(WRITTEN REQUEST):
Spot each line in the records below where the word "pontos" occurs, then copy it.
START
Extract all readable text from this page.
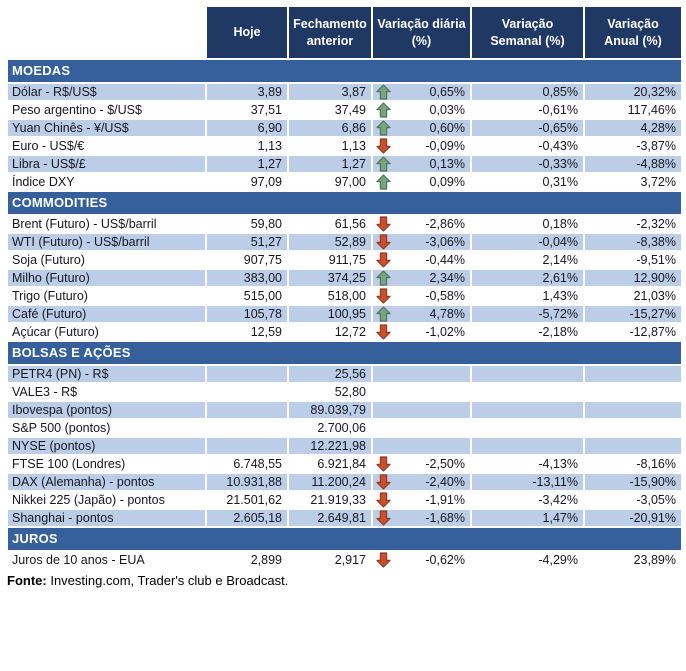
	Hoje	Fechamento anterior	Variação diária (%)	Variação Semanal (%)	Variação Anual (%)
MOEDAS					
Dólar - R$/US$	3,89	3,87	0,65%	0,85%	20,32%
Peso argentino - $/US$	37,51	37,49	0,03%	-0,61%	117,46%
Yuan Chinês - ¥/US$	6,90	6,86	0,60%	-0,65%	4,28%
Euro - US$/€	1,13	1,13	-0,09%	-0,43%	-3,87%
Libra - US$/£	1,27	1,27	0,13%	-0,33%	-4,88%
Índice DXY	97,09	97,00	0,09%	0,31%	3,72%
COMMODITIES					
Brent (Futuro) - US$/barril	59,80	61,56	-2,86%	0,18%	-2,32%
WTI (Futuro) - US$/barril	51,27	52,89	-3,06%	-0,04%	-8,38%
Soja (Futuro)	907,75	911,75	-0,44%	2,14%	-9,51%
Milho (Futuro)	383,00	374,25	2,34%	2,61%	12,90%
Trigo (Futuro)	515,00	518,00	-0,58%	1,43%	21,03%
Café (Futuro)	105,78	100,95	4,78%	-5,72%	-15,27%
Açúcar (Futuro)	12,59	12,72	-1,02%	-2,18%	-12,87%
BOLSAS E AÇÕES					
PETR4 (PN) - R$		25,56			
VALE3 - R$		52,80			
Ibovespa (pontos)		89.039,79			
S&P 500 (pontos)		2.700,06			
NYSE (pontos)		12.221,98			
FTSE 100 (Londres)	6.748,55	6.921,84	-2,50%	-4,13%	-8,16%
DAX (Alemanha) - pontos	10.931,88	11.200,24	-2,40%	-13,11%	-15,90%
Nikkei 225 (Japão) - pontos	21.501,62	21.919,33	-1,91%	-3,42%	-3,05%
Shanghai - pontos	2.605,18	2.649,81	-1,68%	1,47%	-20,91%
JUROS					
Juros de 10 anos - EUA	2,899	2,917	-0,62%	-4,29%	23,89%
Fonte: Investing.com, Trader's club e Broadcast.
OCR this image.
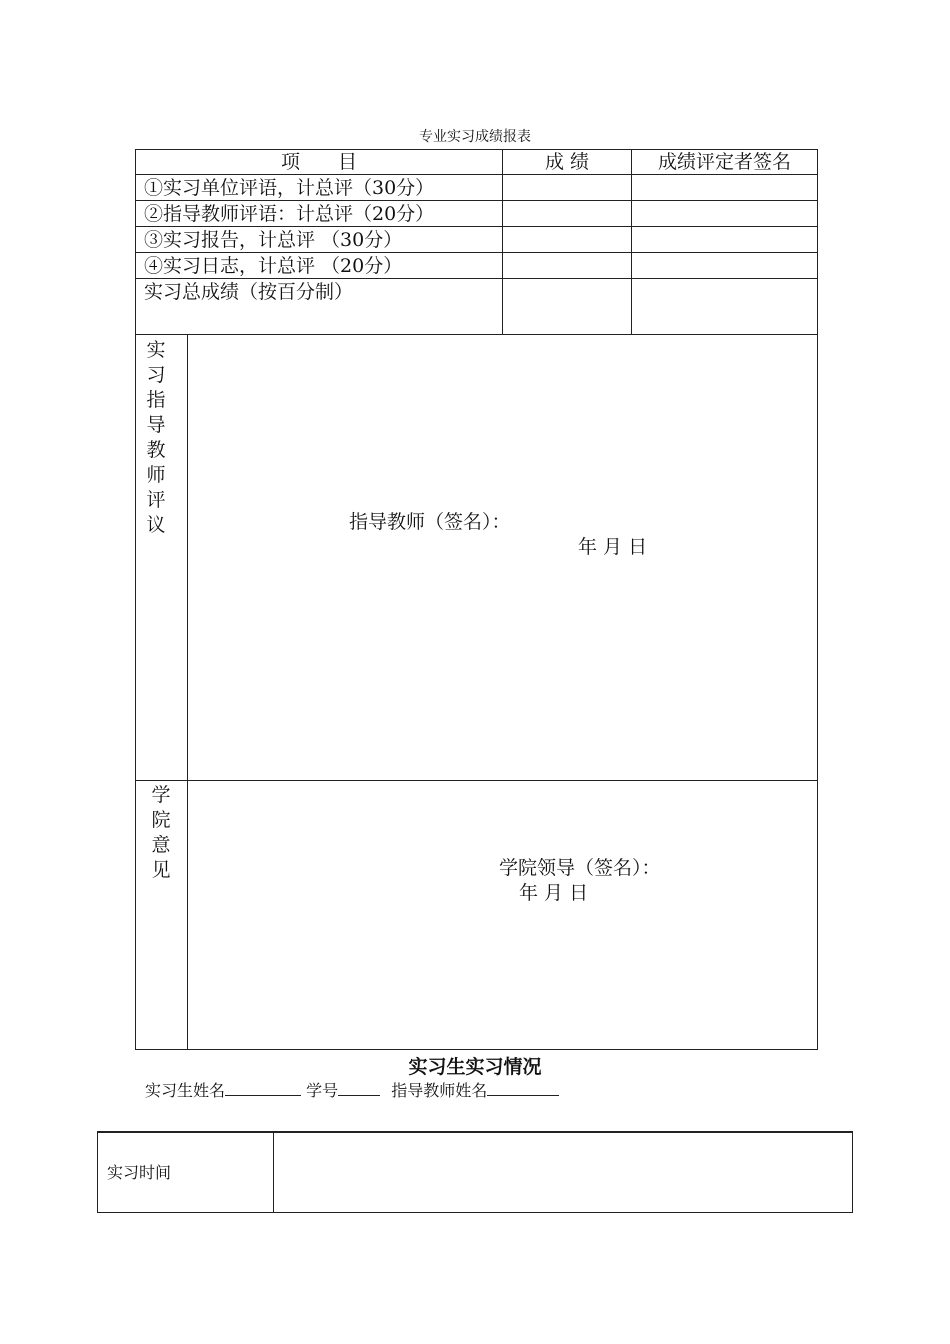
专业实习成绩报表
项　　目	成 绩	成绩评定者签名
①实习单位评语，计总评（30分）
②指导教师评语：计总评（20分）
③实习报告，计总评 （30分）
④实习日志，计总评 （20分）
实习总成绩（按百分制）
实
习
指
导
教
师
评
议	指导教师（签名）：
年 月 日
学
院
意
见	学院领导（签名）：
年 月 日
实习生实习情况
实习生姓名	学号	指导教师姓名
实习时间
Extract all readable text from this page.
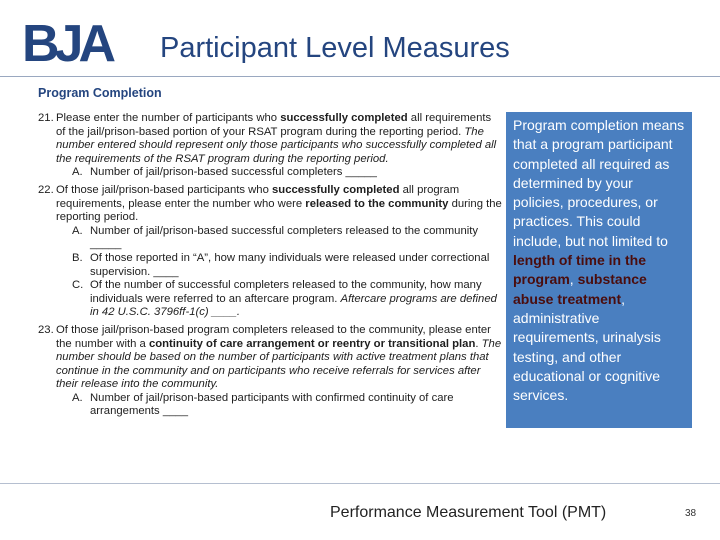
BJA	Participant Level Measures
Program Completion
21. Please enter the number of participants who successfully completed all requirements of the jail/prison-based portion of your RSAT program during the reporting period. The number entered should represent only those participants who successfully completed all the requirements of the RSAT program during the reporting period.
A. Number of jail/prison-based successful completers _____
22. Of those jail/prison-based participants who successfully completed all program requirements, please enter the number who were released to the community during the reporting period.
A. Number of jail/prison-based successful completers released to the community _____
B. Of those reported in “A”, how many individuals were released under correctional supervision. ____
C. Of the number of successful completers released to the community, how many individuals were referred to an aftercare program. Aftercare programs are defined in 42 U.S.C. 3796ff-1(c) ____.
23. Of those jail/prison-based program completers released to the community, please enter the number with a continuity of care arrangement or reentry or transitional plan. The number should be based on the number of participants with active treatment plans that continue in the community and on participants who receive referrals for services after their release into the community.
A. Number of jail/prison-based participants with confirmed continuity of care arrangements ____
Program completion means that a program participant completed all required as determined by your policies, procedures, or practices. This could include, but not limited to length of time in the program, substance abuse treatment, administrative requirements, urinalysis testing, and other educational or cognitive services.
Performance Measurement Tool (PMT)	38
END
(PROBLEM SOLUTION):
Ibovespa (pontos)		89.039,79			
S&P 500 (pontos)		2.700,06			
NYSE (pontos)		12.221,98			
DAX (Alemanha) - pontos	10.931,88	11.200,24	-2,40%	-13,11%	-15,90%
Nikkei 225 (Japão) - pontos	21.501,62	21.919,33	-1,91%	-3,42%	-3,05%
Shanghai - pontos	2.605,18	2.649,81	-1,68%	1,47%	-20,91%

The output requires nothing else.